■ Passage for review

1.2.3.2.2 Shape from Motion

Shape from motion is one of the approaches which gained attention by the computer vision scientists

during the last decades. Motion can be used as another dimension which is time in computer vision

and a great deal of information can be recovered from images over time. In order to recover the shape,

we can use the movement of the camera relative to the static scene in the same way as using multiple

camera positions. The moving camera captures a succession of images over time that span a baseline

similar to stereo images. Therefore it is possible to obtain depth information of the object by tracking

object features in multiple images. However we should know the velocities of the camera and the

moving shape in the scene. Shape from motion is a technique to recover a set of 3D structure

parameters and time varying motion parameters from a set of image features. This method computes

the structure from a set of matched points and the performance is significantly improved by using least

squares approach. Numerous shape from motion algorithms have been developed. [JEBARA, 1999],

[TOMASI, 1992], [SZELISKI-III, 1994]. They are two main variants, shape from motion with

calibrated and uncalibrated cameras. In general the scene is captured at video rates therefore the

disparities are smaller. In video sequences points are tracked automatically and the matches are

validated. Both points and lines can be used for reconstruction. Although the quality of structure and

motion is reasonable, the metric accuracy is weak and it needs good feature trackers.

1.3 Image-Based Modeling and Rendering

Generating images of a scene for new viewpoints which can convince the observer that they look

photorealistic compared to input images is an important aspect and the basic goal of computer vision.

Since real images are being used to model and render the scene therefore photorealistic as a result,

computer vision is especially interested in image-based modeling and rendering (IBMR). The main

goal of IBMR is to create new views of real environments from a set of its images or of its 3D model

and achieve faster and more realistic renderings. With the recent advances in computer vision

algorithms in recent years, image-based modeling and rendering has become an alternative to classical

computer graphics.

In traditional computer graphics the 3D model of the scene is constructed at first, and then an image of

the scene is created by projecting this 3D model onto an image plane using the geometry and camera

model and determining the color of image pixels and lighting. This is 3D to 2D transformation. The

constructed model includes the geometry of the scene which consists of polygon patches and the

surface properties such as reflectance, color or opacity. The realism can be increased using wire frame

models, shadow calculation techniques and the realistic renderings can be achieved by tracing the

paths that light might take. However, it is hard to model some objects with classical computer graphics

techniques such as complicated objects with detailed concave surfaces or fuzzy surfaces with difficult

reflectance characteristics. It is because the tools of creating complex models are labor intensive and

requires a great deal of talent and when images are rendered complex computations are carried out. In

other words, in our world there is an imperfection and we still cannot model these imperfections and

real world effects correctly. However, images give us great amount of information about the real

world objects since detailed real world affects are captured with images. Moreover taking images is

easy, besides it is much more photorealistic.

■ Assignment 1
In the computer vision passage, why is it hard for classical computer graphics techniques to model objects such as "complicated objects with detailed concave surfaces or fuzzy surfaces"? Answer in one to three sentences.
■ Assignment 2
Continue the computer vision passage from its last sentence.
The lines that come after the computer vision passage have no connection to it.

[Document layout detection data]
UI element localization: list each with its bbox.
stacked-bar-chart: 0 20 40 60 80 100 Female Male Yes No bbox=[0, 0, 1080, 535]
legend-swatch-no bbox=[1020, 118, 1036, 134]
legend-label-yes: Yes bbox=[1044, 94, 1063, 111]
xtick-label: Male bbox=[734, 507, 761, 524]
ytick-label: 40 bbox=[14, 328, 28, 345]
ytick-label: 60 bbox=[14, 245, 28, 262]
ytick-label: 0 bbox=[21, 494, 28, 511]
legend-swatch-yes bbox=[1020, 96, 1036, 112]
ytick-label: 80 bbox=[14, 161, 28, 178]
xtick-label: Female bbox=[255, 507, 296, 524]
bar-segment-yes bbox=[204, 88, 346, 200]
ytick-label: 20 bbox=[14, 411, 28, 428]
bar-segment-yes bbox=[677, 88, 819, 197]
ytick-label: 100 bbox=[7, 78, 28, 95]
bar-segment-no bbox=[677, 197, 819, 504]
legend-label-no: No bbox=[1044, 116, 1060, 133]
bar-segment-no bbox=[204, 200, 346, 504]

■ Written reply 1
The tools for creating complex models are labor-intensive and require a great deal of talent. Rendering the images also involves complex computations.

■ Written reply 2
1.3 Image-Based Modeling and Rendering 9

In computer vision, the images of the scene are given in order to reconstruct the 3D model of the real

environment; therefore 2D to 3D transformation is concerned. By image-based modeling algorithms

we can model the scene and look at it from different viewpoints with different angles and distances. In

IBMR, images are used to determine scene geometry, lighting and reflectance properties of the objects

and new rendered images are obtained. In this case, the transformation is from 2D to 2D. This

transformation can be achieved either by using computer vision techniques to reconstruct 3D model of

the real environment or can also be achieved skipping 3D modeling stage. This is when IBR steps in.

An image-based model represents the images of the scene with corresponding 3D locations of the

image points and the rendering is obtained by resampling the reference images for a new viewpoint.

IBMR is attractive mainly because of its speed and realism. The modeling of complex scenes is

simplified by using images. Furthermore, rendering time is not affected by the scene complexity.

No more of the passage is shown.